[Collected data entries]
'''

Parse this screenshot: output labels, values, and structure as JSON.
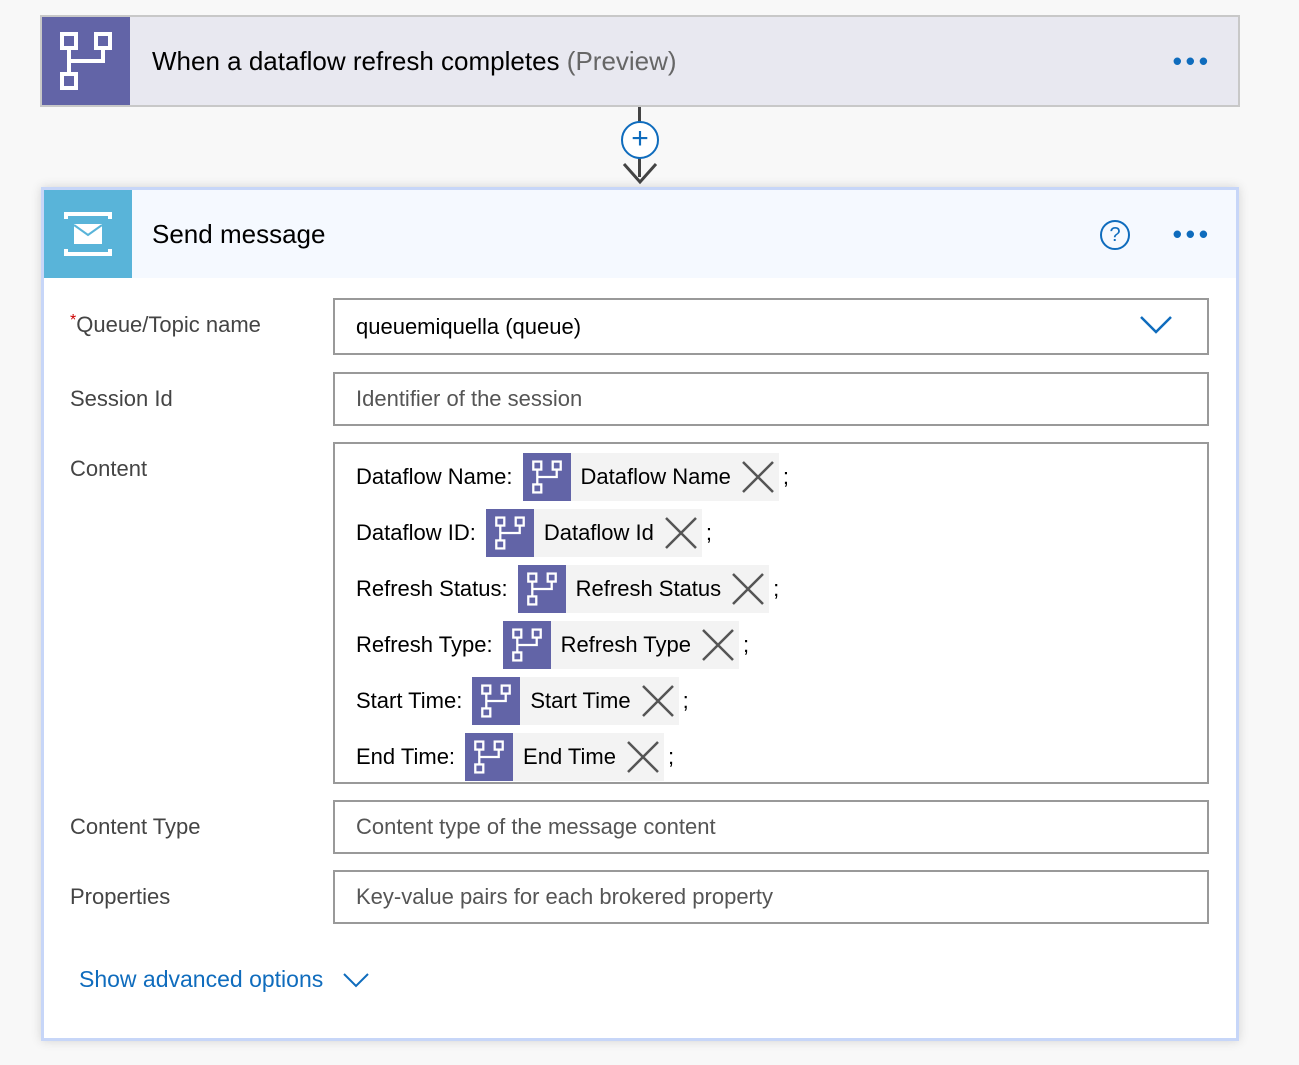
{
  "trigger": {
    "title": "When a dataflow refresh completes",
    "badge": "(Preview)",
    "icon": "dataflow-icon",
    "color": "#6264a7"
  },
  "action": {
    "title": "Send message",
    "icon": "service-bus-message-icon",
    "color": "#59b4d9",
    "fields": {
      "queue": {
        "label": "Queue/Topic name",
        "required": "*",
        "value": "queuemiquella (queue)"
      },
      "session": {
        "label": "Session Id",
        "placeholder": "Identifier of the session"
      },
      "content": {
        "label": "Content",
        "rows": [
          {
            "label": "Dataflow Name:",
            "token": "Dataflow Name"
          },
          {
            "label": "Dataflow ID:",
            "token": "Dataflow Id"
          },
          {
            "label": "Refresh Status:",
            "token": "Refresh Status"
          },
          {
            "label": "Refresh Type:",
            "token": "Refresh Type"
          },
          {
            "label": "Start Time:",
            "token": "Start Time"
          },
          {
            "label": "End Time:",
            "token": "End Time"
          }
        ],
        "separator": ";"
      },
      "content_type": {
        "label": "Content Type",
        "placeholder": "Content type of the message content"
      },
      "properties": {
        "label": "Properties",
        "placeholder": "Key-value pairs for each brokered property"
      }
    },
    "advanced": "Show advanced options"
  },
  "more": "..."
}
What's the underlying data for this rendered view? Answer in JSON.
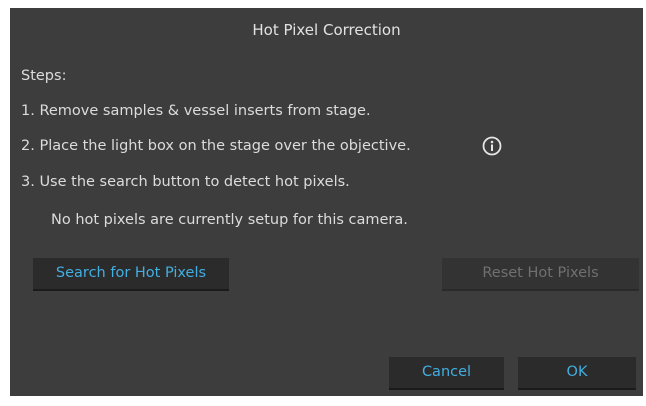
{
  "dialog": {
    "title": "Hot Pixel Correction",
    "steps_heading": "Steps:",
    "steps": [
      "1. Remove samples & vessel inserts from stage.",
      "2. Place the light box on the stage over the objective.",
      "3. Use the search button to detect hot pixels."
    ],
    "info_icon": "info-circle-icon",
    "status_message": "No hot pixels are currently setup for this camera.",
    "buttons": {
      "search_label": "Search for Hot Pixels",
      "reset_label": "Reset Hot Pixels",
      "reset_enabled": false,
      "cancel_label": "Cancel",
      "ok_label": "OK"
    }
  },
  "colors": {
    "background": "#3d3d3d",
    "button_bg": "#2b2b2b",
    "accent": "#43aee0",
    "text": "#dcdcdc",
    "disabled_text": "#707070"
  }
}
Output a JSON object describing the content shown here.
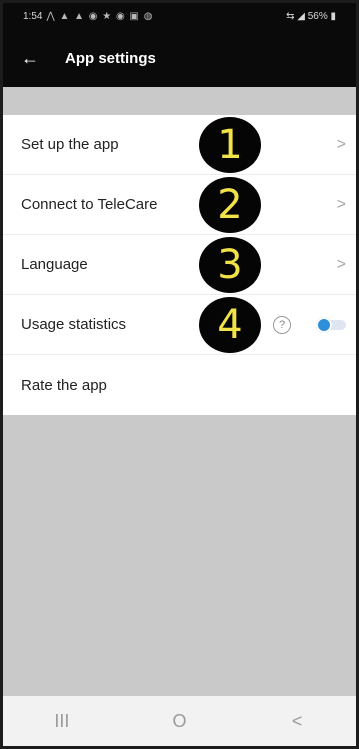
{
  "status_bar": {
    "time": "1:54",
    "notification_icons": "⋀ ▲ ▲ ◉ ★ ◉ ▣ ◍",
    "right": "⇆ ◢ 56% ▮"
  },
  "app_bar": {
    "back_icon": "←",
    "title": "App settings"
  },
  "settings_items": [
    {
      "label": "Set up the app",
      "marker": "1",
      "trailing": ">"
    },
    {
      "label": "Connect to TeleCare",
      "marker": "2",
      "trailing": ">"
    },
    {
      "label": "Language",
      "marker": "3",
      "trailing": ">"
    },
    {
      "label": "Usage statistics",
      "marker": "4",
      "help": "?",
      "toggle_on": true
    },
    {
      "label": "Rate the app"
    }
  ],
  "nav_bar": {
    "recents": "III",
    "home": "O",
    "back": "<"
  },
  "colors": {
    "app_bar_bg": "#0a0a0a",
    "background_gray": "#c9c9c9",
    "marker_bg": "#050505",
    "marker_text": "#f2e24a",
    "toggle_accent": "#2f8fd8"
  }
}
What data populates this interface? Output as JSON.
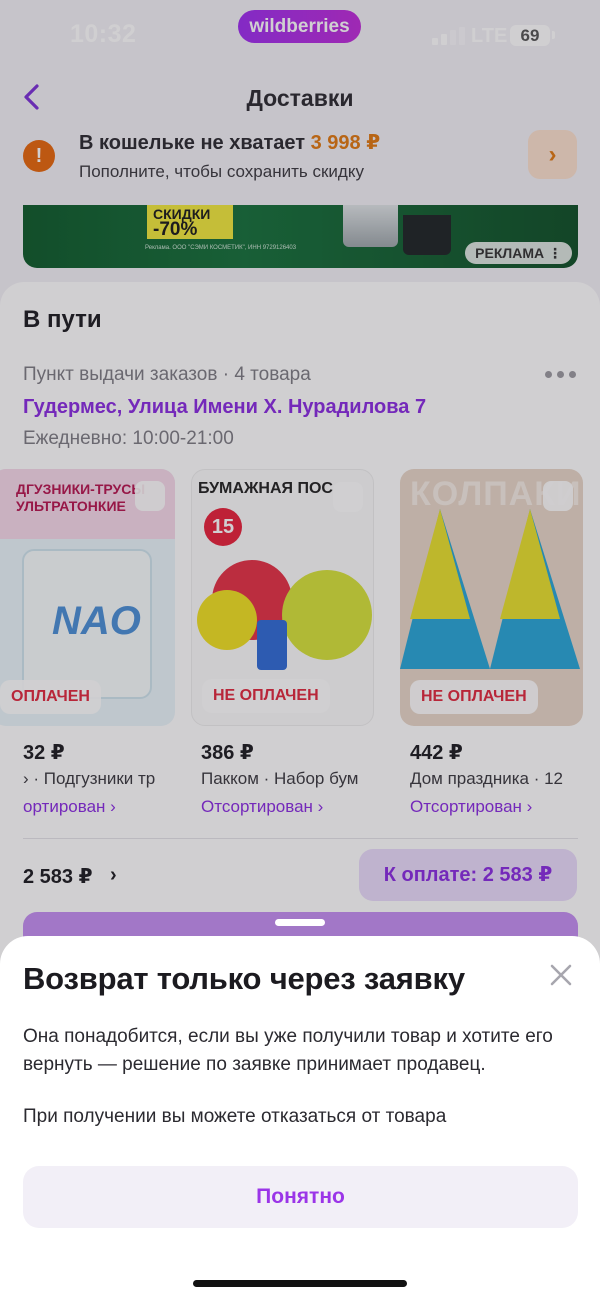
{
  "status_bar": {
    "time": "10:32",
    "brand": "wildberries",
    "network": "LTE",
    "battery": "69"
  },
  "nav": {
    "title": "Доставки"
  },
  "wallet": {
    "title_prefix": "В кошельке не хватает ",
    "amount": "3 998 ₽",
    "subtitle": "Пополните, чтобы сохранить скидку"
  },
  "banner": {
    "sale_top": "СКИДКИ",
    "sale_value": "-70%",
    "legal": "Реклама. ООО \"СЭМИ КОСМЕТИК\", ИНН 9729126403",
    "ad_label": "РЕКЛАМА"
  },
  "delivery": {
    "section_title": "В пути",
    "pickup": "Пункт выдачи заказов · 4 товара",
    "address": "Гудермес, Улица Имени Х. Нурадилова 7",
    "hours": "Ежедневно: 10:00-21:00",
    "products": [
      {
        "price": "32 ₽",
        "name": "› · Подгузники тр",
        "status": "ОПЛАЧЕН",
        "sorted": "ортирован ›",
        "img_text": "ДГУЗНИКИ-ТРУСЫ УЛЬТРАТОНКИЕ"
      },
      {
        "price": "386 ₽",
        "name": "Пакком · Набор бум",
        "status": "НЕ ОПЛАЧЕН",
        "sorted": "Отсортирован ›",
        "img_text": "БУМАЖНАЯ ПОС"
      },
      {
        "price": "442 ₽",
        "name": "Дом праздника · 12",
        "status": "НЕ ОПЛАЧЕН",
        "sorted": "Отсортирован ›",
        "img_text": "КОЛПАКИ"
      }
    ],
    "total": "2 583 ₽",
    "pay_button": "К оплате: 2 583 ₽"
  },
  "sheet": {
    "title": "Возврат только через заявку",
    "text": "Она понадобится, если вы уже получили товар и хотите его вернуть — решение по заявке принимает продавец.",
    "text2": "При получении вы можете отказаться от товара",
    "button": "Понятно"
  }
}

'''

* [Given task]: Will you set down the records word for word while leaving out every picture?

* [The solution]:
Parse this screenshot: output labels, values, and structure as JSON.
{
  "trigger": {
    "title": "When a dataflow refresh completes",
    "badge": "(Preview)",
    "icon": "dataflow-icon",
    "color": "#6264a7"
  },
  "action": {
    "title": "Send message",
    "icon": "service-bus-message-icon",
    "color": "#59b4d9",
    "fields": {
      "queue": {
        "label": "Queue/Topic name",
        "required": "*",
        "value": "queuemiquella (queue)"
      },
      "session": {
        "label": "Session Id",
        "placeholder": "Identifier of the session"
      },
      "content": {
        "label": "Content",
        "rows": [
          {
            "label": "Dataflow Name:",
            "token": "Dataflow Name"
          },
          {
            "label": "Dataflow ID:",
            "token": "Dataflow Id"
          },
          {
            "label": "Refresh Status:",
            "token": "Refresh Status"
          },
          {
            "label": "Refresh Type:",
            "token": "Refresh Type"
          },
          {
            "label": "Start Time:",
            "token": "Start Time"
          },
          {
            "label": "End Time:",
            "token": "End Time"
          }
        ],
        "separator": ";"
      },
      "content_type": {
        "label": "Content Type",
        "placeholder": "Content type of the message content"
      },
      "properties": {
        "label": "Properties",
        "placeholder": "Key-value pairs for each brokered property"
      }
    },
    "advanced": "Show advanced options"
  },
  "more": "..."
}
What's the underlying data for this rendered view? Answer in JSON.
{
  "dialog": {
    "title": "Hot Pixel Correction",
    "steps_heading": "Steps:",
    "steps": [
      "1. Remove samples & vessel inserts from stage.",
      "2. Place the light box on the stage over the objective.",
      "3. Use the search button to detect hot pixels."
    ],
    "info_icon": "info-circle-icon",
    "status_message": "No hot pixels are currently setup for this camera.",
    "buttons": {
      "search_label": "Search for Hot Pixels",
      "reset_label": "Reset Hot Pixels",
      "reset_enabled": false,
      "cancel_label": "Cancel",
      "ok_label": "OK"
    }
  },
  "colors": {
    "background": "#3d3d3d",
    "button_bg": "#2b2b2b",
    "accent": "#43aee0",
    "text": "#dcdcdc",
    "disabled_text": "#707070"
  }
}
Output a JSON object describing the content shown here.
{
  "status_bar": {
    "time": "1:54",
    "notification_icons": "⋀ ▲ ▲ ◉ ★ ◉ ▣ ◍",
    "right": "⇆ ◢ 56% ▮"
  },
  "app_bar": {
    "back_icon": "←",
    "title": "App settings"
  },
  "settings_items": [
    {
      "label": "Set up the app",
      "marker": "1",
      "trailing": ">"
    },
    {
      "label": "Connect to TeleCare",
      "marker": "2",
      "trailing": ">"
    },
    {
      "label": "Language",
      "marker": "3",
      "trailing": ">"
    },
    {
      "label": "Usage statistics",
      "marker": "4",
      "help": "?",
      "toggle_on": true
    },
    {
      "label": "Rate the app"
    }
  ],
  "nav_bar": {
    "recents": "III",
    "home": "O",
    "back": "<"
  },
  "colors": {
    "app_bar_bg": "#0a0a0a",
    "background_gray": "#c9c9c9",
    "marker_bg": "#050505",
    "marker_text": "#f2e24a",
    "toggle_accent": "#2f8fd8"
  }
}
What data populates this interface? Output as JSON.
{
  "status_bar": {
    "time": "10:32",
    "brand": "wildberries",
    "network": "LTE",
    "battery": "69"
  },
  "nav": {
    "title": "Доставки"
  },
  "wallet": {
    "title_prefix": "В кошельке не хватает ",
    "amount": "3 998 ₽",
    "subtitle": "Пополните, чтобы сохранить скидку"
  },
  "banner": {
    "sale_top": "СКИДКИ",
    "sale_value": "-70%",
    "legal": "Реклама. ООО \"СЭМИ КОСМЕТИК\", ИНН 9729126403",
    "ad_label": "РЕКЛАМА"
  },
  "delivery": {
    "section_title": "В пути",
    "pickup": "Пункт выдачи заказов · 4 товара",
    "address": "Гудермес, Улица Имени Х. Нурадилова 7",
    "hours": "Ежедневно: 10:00-21:00",
    "products": [
      {
        "price": "32 ₽",
        "name": "› · Подгузники тр",
        "status": "ОПЛАЧЕН",
        "sorted": "ортирован ›",
        "img_text": "ДГУЗНИКИ-ТРУСЫ УЛЬТРАТОНКИЕ"
      },
      {
        "price": "386 ₽",
        "name": "Пакком · Набор бум",
        "status": "НЕ ОПЛАЧЕН",
        "sorted": "Отсортирован ›",
        "img_text": "БУМАЖНАЯ ПОС"
      },
      {
        "price": "442 ₽",
        "name": "Дом праздника · 12",
        "status": "НЕ ОПЛАЧЕН",
        "sorted": "Отсортирован ›",
        "img_text": "КОЛПАКИ"
      }
    ],
    "total": "2 583 ₽",
    "pay_button": "К оплате: 2 583 ₽"
  },
  "sheet": {
    "title": "Возврат только через заявку",
    "text": "Она понадобится, если вы уже получили товар и хотите его вернуть — решение по заявке принимает продавец.",
    "text2": "При получении вы можете отказаться от товара",
    "button": "Понятно"
  }
}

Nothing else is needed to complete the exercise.